Exercise brief
Transcribe the entries below exactly; leave every image out.

Excerpted records
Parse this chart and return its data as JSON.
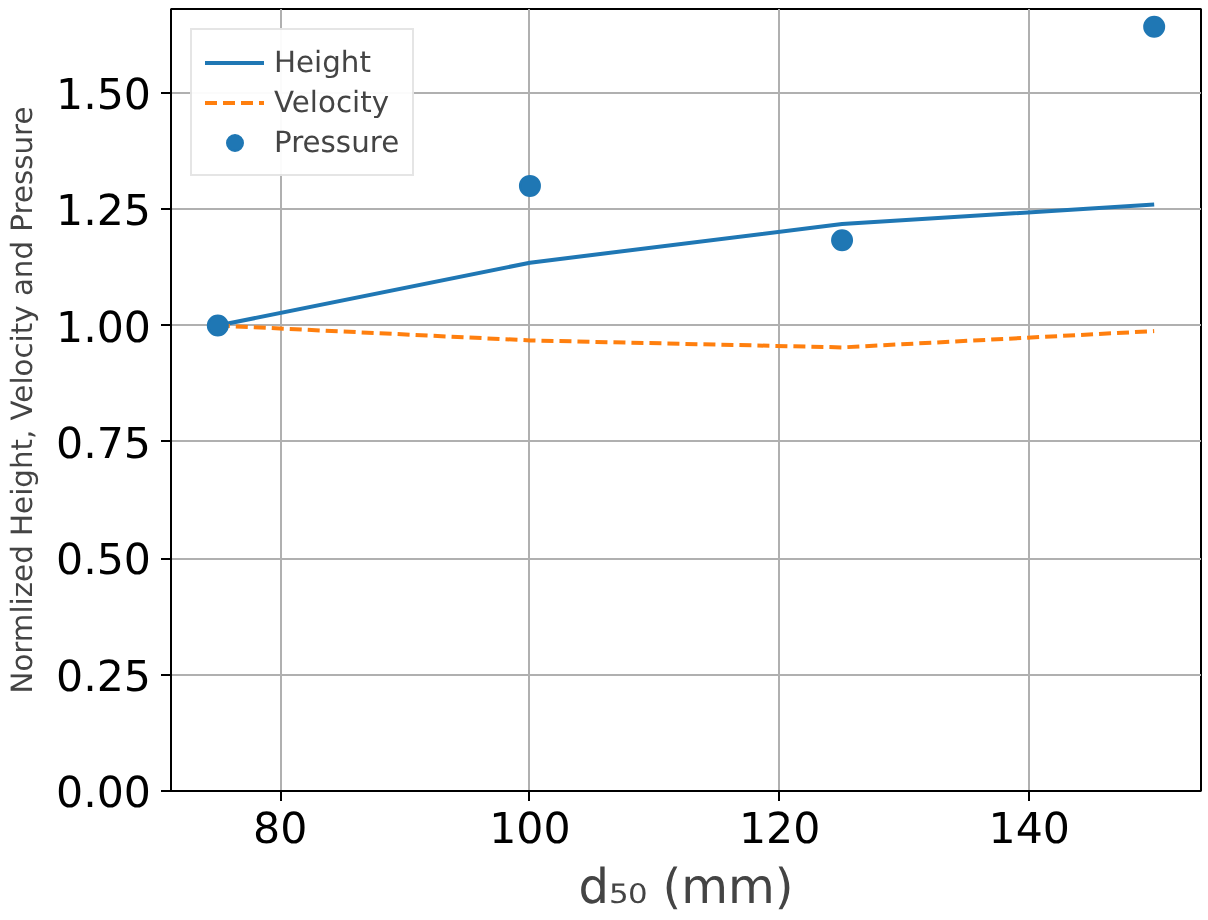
{
  "chart_data": {
    "type": "line",
    "xlabel": "d₅₀ (mm)",
    "ylabel": "Normlized Height, Velocity and Pressure",
    "x": [
      75,
      100,
      125,
      150
    ],
    "series": [
      {
        "name": "Height",
        "color": "#1f77b4",
        "values": [
          1.0,
          1.135,
          1.218,
          1.26
        ],
        "line_style": "solid"
      },
      {
        "name": "Velocity",
        "color": "#ff7f0e",
        "values": [
          1.0,
          0.968,
          0.953,
          0.988
        ],
        "line_style": "dashed"
      },
      {
        "name": "Pressure",
        "color": "#1f77b4",
        "values": [
          1.0,
          1.3,
          1.183,
          1.642
        ],
        "type": "scatter",
        "marker": "circle"
      }
    ],
    "xlim": [
      71.25,
      153.75
    ],
    "ylim": [
      0,
      1.68
    ],
    "xticks": [
      80,
      100,
      120,
      140
    ],
    "yticks": [
      {
        "value": 0,
        "label": "0.00"
      },
      {
        "value": 0.25,
        "label": "0.25"
      },
      {
        "value": 0.5,
        "label": "0.50"
      },
      {
        "value": 0.75,
        "label": "0.75"
      },
      {
        "value": 1.0,
        "label": "1.00"
      },
      {
        "value": 1.25,
        "label": "1.25"
      },
      {
        "value": 1.5,
        "label": "1.50"
      }
    ],
    "grid": true,
    "legend": "top left"
  }
}
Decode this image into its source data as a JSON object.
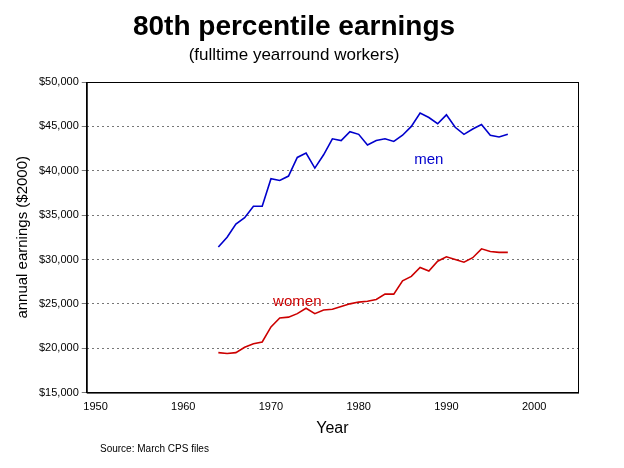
{
  "chart_data": {
    "type": "line",
    "title": "80th percentile earnings",
    "subtitle": "(fulltime yearround workers)",
    "x_label": "Year",
    "y_label": "annual earnings ($2000)",
    "source": "Source: March CPS files",
    "x": [
      1964,
      1965,
      1966,
      1967,
      1968,
      1969,
      1970,
      1971,
      1972,
      1973,
      1974,
      1975,
      1976,
      1977,
      1978,
      1979,
      1980,
      1981,
      1982,
      1983,
      1984,
      1985,
      1986,
      1987,
      1988,
      1989,
      1990,
      1991,
      1992,
      1993,
      1994,
      1995,
      1996,
      1997
    ],
    "series": [
      {
        "name": "men",
        "color": "#0000cc",
        "values": [
          31400,
          32500,
          34000,
          34700,
          36000,
          36000,
          39100,
          38900,
          39400,
          41500,
          42000,
          40300,
          41800,
          43600,
          43400,
          44400,
          44100,
          42900,
          43400,
          43600,
          43300,
          44000,
          45000,
          46500,
          46000,
          45300,
          46300,
          44900,
          44100,
          44700,
          45200,
          44000,
          43800,
          44100
        ]
      },
      {
        "name": "women",
        "color": "#cc0000",
        "values": [
          19500,
          19400,
          19500,
          20100,
          20500,
          20700,
          22400,
          23400,
          23500,
          23900,
          24500,
          23900,
          24300,
          24400,
          24700,
          25000,
          25200,
          25300,
          25500,
          26100,
          26100,
          27600,
          28100,
          29100,
          28700,
          29800,
          30300,
          30000,
          29700,
          30200,
          31200,
          30900,
          30800,
          30800
        ]
      }
    ],
    "xlim": [
      1949,
      2005
    ],
    "xticks": [
      1950,
      1960,
      1970,
      1980,
      1990,
      2000
    ],
    "ylim": [
      15000,
      50000
    ],
    "yticks": [
      {
        "value": 15000,
        "label": "$15,000"
      },
      {
        "value": 20000,
        "label": "$20,000"
      },
      {
        "value": 25000,
        "label": "$25,000"
      },
      {
        "value": 30000,
        "label": "$30,000"
      },
      {
        "value": 35000,
        "label": "$35,000"
      },
      {
        "value": 40000,
        "label": "$40,000"
      },
      {
        "value": 45000,
        "label": "$45,000"
      },
      {
        "value": 50000,
        "label": "$50,000"
      }
    ],
    "grid": true
  }
}
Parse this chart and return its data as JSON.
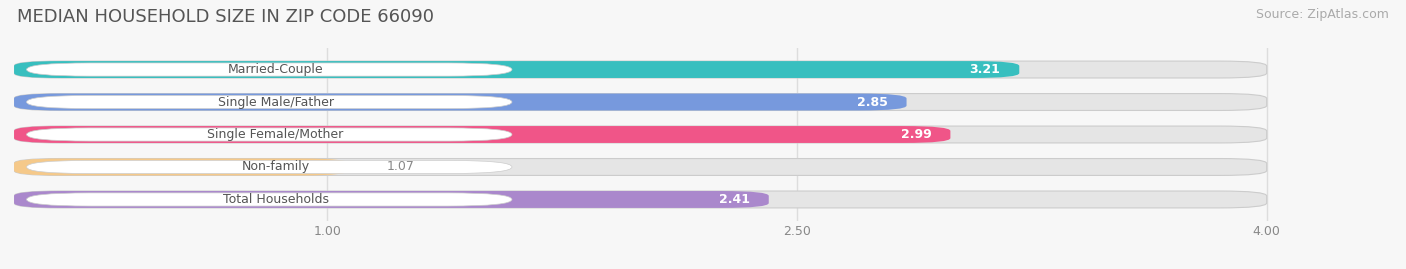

Task answer
Parse this chart and return its data as JSON.
{
  "chart_data": {
    "type": "line",
    "xlabel": "d₅₀ (mm)",
    "ylabel": "Normlized Height, Velocity and Pressure",
    "x": [
      75,
      100,
      125,
      150
    ],
    "series": [
      {
        "name": "Height",
        "color": "#1f77b4",
        "values": [
          1.0,
          1.135,
          1.218,
          1.26
        ],
        "line_style": "solid"
      },
      {
        "name": "Velocity",
        "color": "#ff7f0e",
        "values": [
          1.0,
          0.968,
          0.953,
          0.988
        ],
        "line_style": "dashed"
      },
      {
        "name": "Pressure",
        "color": "#1f77b4",
        "values": [
          1.0,
          1.3,
          1.183,
          1.642
        ],
        "type": "scatter",
        "marker": "circle"
      }
    ],
    "xlim": [
      71.25,
      153.75
    ],
    "ylim": [
      0,
      1.68
    ],
    "xticks": [
      80,
      100,
      120,
      140
    ],
    "yticks": [
      {
        "value": 0,
        "label": "0.00"
      },
      {
        "value": 0.25,
        "label": "0.25"
      },
      {
        "value": 0.5,
        "label": "0.50"
      },
      {
        "value": 0.75,
        "label": "0.75"
      },
      {
        "value": 1.0,
        "label": "1.00"
      },
      {
        "value": 1.25,
        "label": "1.25"
      },
      {
        "value": 1.5,
        "label": "1.50"
      }
    ],
    "grid": true,
    "legend": "top left"
  }
}
Decode this image into its source data as a JSON object.
{
  "chart_data": {
    "type": "line",
    "title": "80th percentile earnings",
    "subtitle": "(fulltime yearround workers)",
    "x_label": "Year",
    "y_label": "annual earnings ($2000)",
    "source": "Source: March CPS files",
    "x": [
      1964,
      1965,
      1966,
      1967,
      1968,
      1969,
      1970,
      1971,
      1972,
      1973,
      1974,
      1975,
      1976,
      1977,
      1978,
      1979,
      1980,
      1981,
      1982,
      1983,
      1984,
      1985,
      1986,
      1987,
      1988,
      1989,
      1990,
      1991,
      1992,
      1993,
      1994,
      1995,
      1996,
      1997
    ],
    "series": [
      {
        "name": "men",
        "color": "#0000cc",
        "values": [
          31400,
          32500,
          34000,
          34700,
          36000,
          36000,
          39100,
          38900,
          39400,
          41500,
          42000,
          40300,
          41800,
          43600,
          43400,
          44400,
          44100,
          42900,
          43400,
          43600,
          43300,
          44000,
          45000,
          46500,
          46000,
          45300,
          46300,
          44900,
          44100,
          44700,
          45200,
          44000,
          43800,
          44100
        ]
      },
      {
        "name": "women",
        "color": "#cc0000",
        "values": [
          19500,
          19400,
          19500,
          20100,
          20500,
          20700,
          22400,
          23400,
          23500,
          23900,
          24500,
          23900,
          24300,
          24400,
          24700,
          25000,
          25200,
          25300,
          25500,
          26100,
          26100,
          27600,
          28100,
          29100,
          28700,
          29800,
          30300,
          30000,
          29700,
          30200,
          31200,
          30900,
          30800,
          30800
        ]
      }
    ],
    "xlim": [
      1949,
      2005
    ],
    "xticks": [
      1950,
      1960,
      1970,
      1980,
      1990,
      2000
    ],
    "ylim": [
      15000,
      50000
    ],
    "yticks": [
      {
        "value": 15000,
        "label": "$15,000"
      },
      {
        "value": 20000,
        "label": "$20,000"
      },
      {
        "value": 25000,
        "label": "$25,000"
      },
      {
        "value": 30000,
        "label": "$30,000"
      },
      {
        "value": 35000,
        "label": "$35,000"
      },
      {
        "value": 40000,
        "label": "$40,000"
      },
      {
        "value": 45000,
        "label": "$45,000"
      },
      {
        "value": 50000,
        "label": "$50,000"
      }
    ],
    "grid": true
  }
}
Parse this chart and return its data as JSON.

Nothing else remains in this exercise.